(Dataset rows)

****************

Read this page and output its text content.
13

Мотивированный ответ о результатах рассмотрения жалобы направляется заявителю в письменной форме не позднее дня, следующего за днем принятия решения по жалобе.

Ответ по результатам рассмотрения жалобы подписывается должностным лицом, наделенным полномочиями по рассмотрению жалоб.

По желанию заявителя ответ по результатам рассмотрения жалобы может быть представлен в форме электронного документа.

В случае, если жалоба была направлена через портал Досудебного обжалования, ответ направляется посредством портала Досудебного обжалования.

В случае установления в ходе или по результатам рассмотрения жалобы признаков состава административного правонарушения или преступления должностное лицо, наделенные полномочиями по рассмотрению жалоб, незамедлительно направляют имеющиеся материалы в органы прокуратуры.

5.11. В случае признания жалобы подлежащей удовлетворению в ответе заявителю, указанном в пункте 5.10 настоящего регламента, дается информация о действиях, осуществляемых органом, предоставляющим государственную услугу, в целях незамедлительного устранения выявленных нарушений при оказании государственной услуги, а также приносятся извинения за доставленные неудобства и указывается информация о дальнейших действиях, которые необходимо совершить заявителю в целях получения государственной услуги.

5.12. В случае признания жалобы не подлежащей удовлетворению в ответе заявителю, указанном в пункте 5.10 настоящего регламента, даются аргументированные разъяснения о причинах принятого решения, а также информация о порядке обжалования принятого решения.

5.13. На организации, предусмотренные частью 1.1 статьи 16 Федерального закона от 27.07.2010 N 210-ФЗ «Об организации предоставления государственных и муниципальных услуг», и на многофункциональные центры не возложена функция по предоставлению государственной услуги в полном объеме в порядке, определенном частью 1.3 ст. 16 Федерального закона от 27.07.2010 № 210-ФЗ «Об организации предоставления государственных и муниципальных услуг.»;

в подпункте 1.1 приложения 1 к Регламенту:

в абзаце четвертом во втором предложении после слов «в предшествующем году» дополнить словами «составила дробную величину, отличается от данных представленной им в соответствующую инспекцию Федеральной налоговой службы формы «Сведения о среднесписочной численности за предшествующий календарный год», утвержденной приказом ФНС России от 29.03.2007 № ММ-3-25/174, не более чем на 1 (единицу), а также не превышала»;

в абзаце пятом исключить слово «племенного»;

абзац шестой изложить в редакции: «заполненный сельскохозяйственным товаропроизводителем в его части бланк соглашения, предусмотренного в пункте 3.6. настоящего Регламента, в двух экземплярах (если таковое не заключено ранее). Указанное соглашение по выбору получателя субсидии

****************

Some lines of the data above may hold the word "результатам"; report how many do, and nothing else.

3